**GOAL**
Set the following entries down again exactly, line by line.

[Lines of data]

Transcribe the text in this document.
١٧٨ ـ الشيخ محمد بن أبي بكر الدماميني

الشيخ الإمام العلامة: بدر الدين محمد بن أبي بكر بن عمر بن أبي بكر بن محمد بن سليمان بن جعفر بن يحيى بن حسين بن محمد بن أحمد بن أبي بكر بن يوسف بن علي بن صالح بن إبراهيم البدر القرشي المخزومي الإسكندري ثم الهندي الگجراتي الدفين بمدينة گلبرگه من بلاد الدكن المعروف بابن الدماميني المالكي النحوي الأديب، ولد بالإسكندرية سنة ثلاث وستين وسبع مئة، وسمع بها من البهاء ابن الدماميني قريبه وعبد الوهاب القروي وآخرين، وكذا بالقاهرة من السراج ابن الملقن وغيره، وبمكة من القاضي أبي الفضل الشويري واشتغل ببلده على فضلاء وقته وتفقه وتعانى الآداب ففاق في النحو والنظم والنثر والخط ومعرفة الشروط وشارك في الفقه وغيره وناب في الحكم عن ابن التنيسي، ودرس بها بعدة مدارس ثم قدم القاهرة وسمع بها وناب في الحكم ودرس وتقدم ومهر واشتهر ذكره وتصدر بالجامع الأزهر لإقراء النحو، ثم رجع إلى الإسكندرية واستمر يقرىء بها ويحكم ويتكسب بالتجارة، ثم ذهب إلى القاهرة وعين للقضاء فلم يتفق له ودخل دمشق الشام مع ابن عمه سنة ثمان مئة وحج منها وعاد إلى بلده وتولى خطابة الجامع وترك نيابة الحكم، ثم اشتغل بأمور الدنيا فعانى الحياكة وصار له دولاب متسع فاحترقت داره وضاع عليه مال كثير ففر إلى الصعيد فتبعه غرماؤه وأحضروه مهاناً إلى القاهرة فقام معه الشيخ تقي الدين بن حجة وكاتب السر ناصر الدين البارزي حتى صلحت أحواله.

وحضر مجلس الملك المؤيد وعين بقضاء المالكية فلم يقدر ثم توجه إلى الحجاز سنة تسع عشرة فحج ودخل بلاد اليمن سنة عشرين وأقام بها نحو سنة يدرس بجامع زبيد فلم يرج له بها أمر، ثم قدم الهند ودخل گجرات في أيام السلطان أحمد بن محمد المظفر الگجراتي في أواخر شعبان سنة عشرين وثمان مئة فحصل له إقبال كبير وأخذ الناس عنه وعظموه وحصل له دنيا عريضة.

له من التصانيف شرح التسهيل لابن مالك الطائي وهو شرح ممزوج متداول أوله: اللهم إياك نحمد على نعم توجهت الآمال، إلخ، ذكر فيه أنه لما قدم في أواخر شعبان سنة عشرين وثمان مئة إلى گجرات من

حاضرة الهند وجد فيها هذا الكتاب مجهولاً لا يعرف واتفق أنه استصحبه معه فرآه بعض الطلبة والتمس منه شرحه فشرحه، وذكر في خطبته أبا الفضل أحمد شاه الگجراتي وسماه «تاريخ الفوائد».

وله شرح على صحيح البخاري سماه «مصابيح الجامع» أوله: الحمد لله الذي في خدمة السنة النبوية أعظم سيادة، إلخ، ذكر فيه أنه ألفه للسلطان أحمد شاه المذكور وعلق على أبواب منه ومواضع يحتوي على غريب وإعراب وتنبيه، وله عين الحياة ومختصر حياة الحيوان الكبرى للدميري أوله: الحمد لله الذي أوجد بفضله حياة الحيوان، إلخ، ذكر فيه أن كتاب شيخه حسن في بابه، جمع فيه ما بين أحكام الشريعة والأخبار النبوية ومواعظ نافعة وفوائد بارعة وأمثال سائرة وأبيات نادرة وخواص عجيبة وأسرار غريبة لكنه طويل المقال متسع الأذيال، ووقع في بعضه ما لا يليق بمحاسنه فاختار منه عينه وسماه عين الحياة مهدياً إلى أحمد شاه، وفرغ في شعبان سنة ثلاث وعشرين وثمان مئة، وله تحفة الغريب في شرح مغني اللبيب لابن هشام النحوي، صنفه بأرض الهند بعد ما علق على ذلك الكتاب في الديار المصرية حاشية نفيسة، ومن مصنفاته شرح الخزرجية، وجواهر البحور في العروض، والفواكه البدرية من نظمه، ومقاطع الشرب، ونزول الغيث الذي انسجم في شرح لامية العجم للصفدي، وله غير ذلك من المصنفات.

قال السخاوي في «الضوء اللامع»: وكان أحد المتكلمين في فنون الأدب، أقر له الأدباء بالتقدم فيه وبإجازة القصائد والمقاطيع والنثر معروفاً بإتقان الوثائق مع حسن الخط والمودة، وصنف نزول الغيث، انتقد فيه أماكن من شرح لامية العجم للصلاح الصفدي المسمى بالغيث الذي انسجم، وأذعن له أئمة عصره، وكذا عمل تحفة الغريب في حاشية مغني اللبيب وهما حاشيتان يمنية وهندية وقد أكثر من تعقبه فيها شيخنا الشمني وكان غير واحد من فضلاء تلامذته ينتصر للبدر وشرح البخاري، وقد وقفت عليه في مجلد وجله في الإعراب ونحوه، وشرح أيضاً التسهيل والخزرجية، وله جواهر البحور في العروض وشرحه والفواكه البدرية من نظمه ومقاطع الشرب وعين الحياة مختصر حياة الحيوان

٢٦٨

**EXPECTED OUTPUT**
Transcribe the text in this document.
١٧٨ ـ الشيخ محمد بن أبي بكر الدماميني

الشيخ الإمام العلامة: بدر الدين محمد بن أبي بكر بن عمر بن أبي بكر بن محمد بن سليمان بن جعفر بن يحيى بن حسين بن محمد بن أحمد بن أبي بكر بن يوسف بن علي بن صالح بن إبراهيم البدر القرشي المخزومي الإسكندري ثم الهندي الگجراتي الدفين بمدينة گلبرگه من بلاد الدكن المعروف بابن الدماميني المالكي النحوي الأديب، ولد بالإسكندرية سنة ثلاث وستين وسبع مئة، وسمع بها من البهاء ابن الدماميني قريبه وعبد الوهاب القروي وآخرين، وكذا بالقاهرة من السراج ابن الملقن وغيره، وبمكة من القاضي أبي الفضل الشويري واشتغل ببلده على فضلاء وقته وتفقه وتعانى الآداب ففاق في النحو والنظم والنثر والخط ومعرفة الشروط وشارك في الفقه وغيره وناب في الحكم عن ابن التنيسي، ودرس بها بعدة مدارس ثم قدم القاهرة وسمع بها وناب في الحكم ودرس وتقدم ومهر واشتهر ذكره وتصدر بالجامع الأزهر لإقراء النحو، ثم رجع إلى الإسكندرية واستمر يقرىء بها ويحكم ويتكسب بالتجارة، ثم ذهب إلى القاهرة وعين للقضاء فلم يتفق له ودخل دمشق الشام مع ابن عمه سنة ثمان مئة وحج منها وعاد إلى بلده وتولى خطابة الجامع وترك نيابة الحكم، ثم اشتغل بأمور الدنيا فعانى الحياكة وصار له دولاب متسع فاحترقت داره وضاع عليه مال كثير ففر إلى الصعيد فتبعه غرماؤه وأحضروه مهاناً إلى القاهرة فقام معه الشيخ تقي الدين بن حجة وكاتب السر ناصر الدين البارزي حتى صلحت أحواله.

وحضر مجلس الملك المؤيد وعين بقضاء المالكية فلم يقدر ثم توجه إلى الحجاز سنة تسع عشرة فحج ودخل بلاد اليمن سنة عشرين وأقام بها نحو سنة يدرس بجامع زبيد فلم يرج له بها أمر، ثم قدم الهند ودخل گجرات في أيام السلطان أحمد بن محمد المظفر الگجراتي في أواخر شعبان سنة عشرين وثمان مئة فحصل له إقبال كبير وأخذ الناس عنه وعظموه وحصل له دنيا عريضة.

له من التصانيف شرح التسهيل لابن مالك الطائي وهو شرح ممزوج متداول أوله: اللهم إياك نحمد على نعم توجهت الآمال، إلخ، ذكر فيه أنه لما قدم في أواخر شعبان سنة عشرين وثمان مئة إلى گجرات من

حاضرة الهند وجد فيها هذا الكتاب مجهولاً لا يعرف واتفق أنه استصحبه معه فرآه بعض الطلبة والتمس منه شرحه فشرحه، وذكر في خطبته أبا الفضل أحمد شاه الگجراتي وسماه «تاريخ الفوائد».

وله شرح على صحيح البخاري سماه «مصابيح الجامع» أوله: الحمد لله الذي في خدمة السنة النبوية أعظم سيادة، إلخ، ذكر فيه أنه ألفه للسلطان أحمد شاه المذكور وعلق على أبواب منه ومواضع يحتوي على غريب وإعراب وتنبيه، وله عين الحياة ومختصر حياة الحيوان الكبرى للدميري أوله: الحمد لله الذي أوجد بفضله حياة الحيوان، إلخ، ذكر فيه أن كتاب شيخه حسن في بابه، جمع فيه ما بين أحكام الشريعة والأخبار النبوية ومواعظ نافعة وفوائد بارعة وأمثال سائرة وأبيات نادرة وخواص عجيبة وأسرار غريبة لكنه طويل المقال متسع الأذيال، ووقع في بعضه ما لا يليق بمحاسنه فاختار منه عينه وسماه عين الحياة مهدياً إلى أحمد شاه، وفرغ في شعبان سنة ثلاث وعشرين وثمان مئة، وله تحفة الغريب في شرح مغني اللبيب لابن هشام النحوي، صنفه بأرض الهند بعد ما علق على ذلك الكتاب في الديار المصرية حاشية نفيسة، ومن مصنفاته شرح الخزرجية، وجواهر البحور في العروض، والفواكه البدرية من نظمه، ومقاطع الشرب، ونزول الغيث الذي انسجم في شرح لامية العجم للصفدي، وله غير ذلك من المصنفات.

قال السخاوي في «الضوء اللامع»: وكان أحد المتكلمين في فنون الأدب، أقر له الأدباء بالتقدم فيه وبإجازة القصائد والمقاطيع والنثر معروفاً بإتقان الوثائق مع حسن الخط والمودة، وصنف نزول الغيث، انتقد فيه أماكن من شرح لامية العجم للصلاح الصفدي المسمى بالغيث الذي انسجم، وأذعن له أئمة عصره، وكذا عمل تحفة الغريب في حاشية مغني اللبيب وهما حاشيتان يمنية وهندية وقد أكثر من تعقبه فيها شيخنا الشمني وكان غير واحد من فضلاء تلامذته ينتصر للبدر وشرح البخاري، وقد وقفت عليه في مجلد وجله في الإعراب ونحوه، وشرح أيضاً التسهيل والخزرجية، وله جواهر البحور في العروض وشرحه والفواكه البدرية من نظمه ومقاطع الشرب وعين الحياة مختصر حياة الحيوان

٢٦٨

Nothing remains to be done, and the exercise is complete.